Written task
Pictures do not belong in your copy. Repeat all the other data exactly.

Records to process
>> begin
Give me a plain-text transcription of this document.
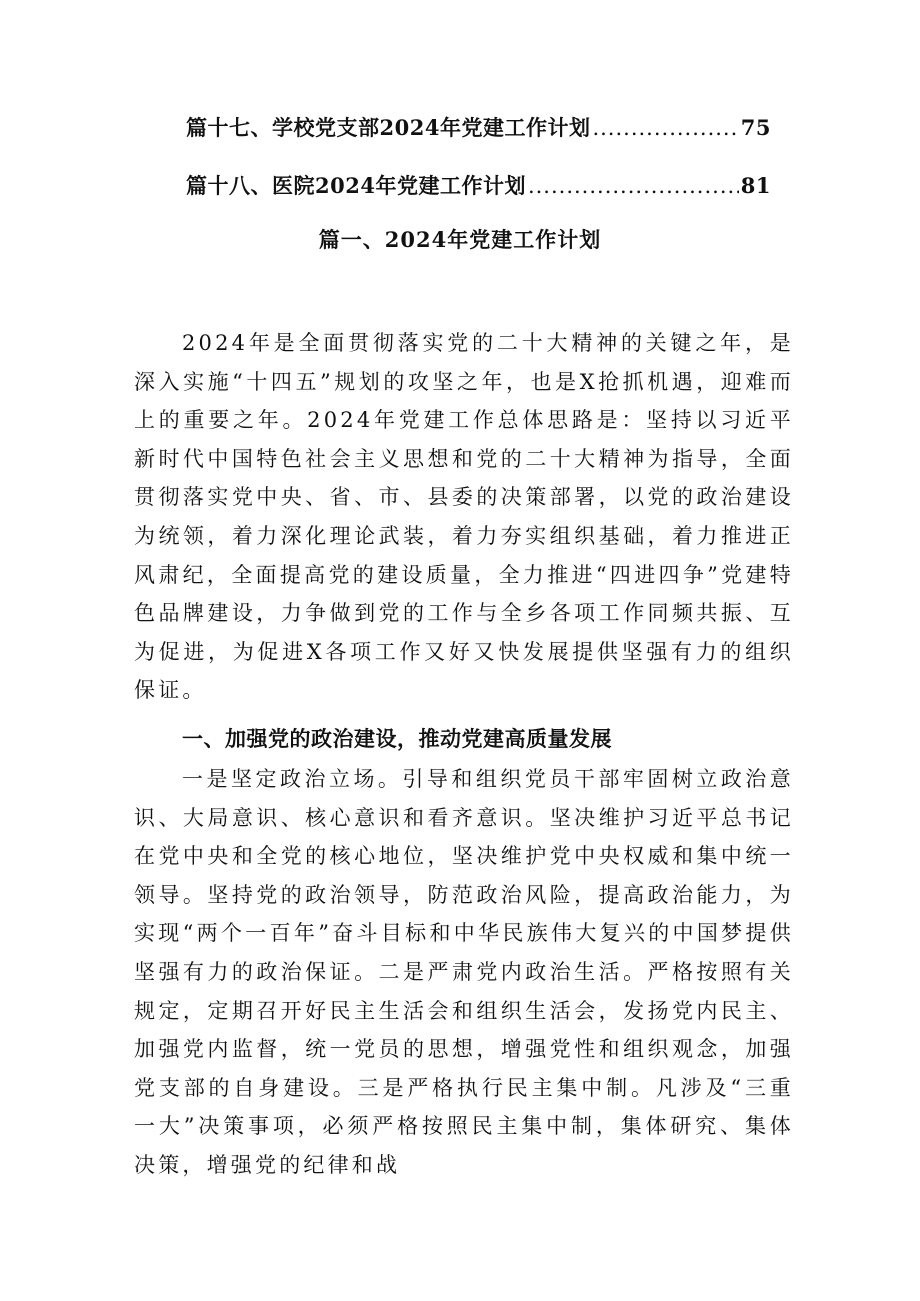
篇十七、学校党支部2024年党建工作计划 .....	75
篇十八、医院2024年党建工作计划 .....	81
篇一、2024年党建工作计划

2024年是全面贯彻落实党的二十大精神的关键之年，是深入实施“十四五”规划的攻坚之年，也是X抢抓机遇，迎难而上的重要之年。2024年党建工作总体思路是：坚持以习近平新时代中国特色社会主义思想和党的二十大精神为指导，全面贯彻落实党中央、省、市、县委的决策部署，以党的政治建设为统领，着力深化理论武装，着力夯实组织基础，着力推进正风肃纪，全面提高党的建设质量，全力推进“四进四争”党建特色品牌建设，力争做到党的工作与全乡各项工作同频共振、互为促进，为促进X各项工作又好又快发展提供坚强有力的组织保证。

一、加强党的政治建设，推动党建高质量发展

一是坚定政治立场。引导和组织党员干部牢固树立政治意识、大局意识、核心意识和看齐意识。坚决维护习近平总书记在党中央和全党的核心地位，坚决维护党中央权威和集中统一领导。坚持党的政治领导，防范政治风险，提高政治能力，为实现“两个一百年”奋斗目标和中华民族伟大复兴的中国梦提供坚强有力的政治保证。二是严肃党内政治生活。严格按照有关规定，定期召开好民主生活会和组织生活会，发扬党内民主、加强党内监督，统一党员的思想，增强党性和组织观念，加强党支部的自身建设。三是严格执行民主集中制。凡涉及“三重一大”决策事项，必须严格按照民主集中制，集体研究、集体决策，增强党的纪律和战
>> end
Answer to this task
Give me a plain-text transcription of this document.
篇十七、学校党支部2024年党建工作计划 .....	75
篇十八、医院2024年党建工作计划 .....	81
篇一、2024年党建工作计划

2024年是全面贯彻落实党的二十大精神的关键之年，是深入实施“十四五”规划的攻坚之年，也是X抢抓机遇，迎难而上的重要之年。2024年党建工作总体思路是：坚持以习近平新时代中国特色社会主义思想和党的二十大精神为指导，全面贯彻落实党中央、省、市、县委的决策部署，以党的政治建设为统领，着力深化理论武装，着力夯实组织基础，着力推进正风肃纪，全面提高党的建设质量，全力推进“四进四争”党建特色品牌建设，力争做到党的工作与全乡各项工作同频共振、互为促进，为促进X各项工作又好又快发展提供坚强有力的组织保证。

一、加强党的政治建设，推动党建高质量发展

一是坚定政治立场。引导和组织党员干部牢固树立政治意识、大局意识、核心意识和看齐意识。坚决维护习近平总书记在党中央和全党的核心地位，坚决维护党中央权威和集中统一领导。坚持党的政治领导，防范政治风险，提高政治能力，为实现“两个一百年”奋斗目标和中华民族伟大复兴的中国梦提供坚强有力的政治保证。二是严肃党内政治生活。严格按照有关规定，定期召开好民主生活会和组织生活会，发扬党内民主、加强党内监督，统一党员的思想，增强党性和组织观念，加强党支部的自身建设。三是严格执行民主集中制。凡涉及“三重一大”决策事项，必须严格按照民主集中制，集体研究、集体决策，增强党的纪律和战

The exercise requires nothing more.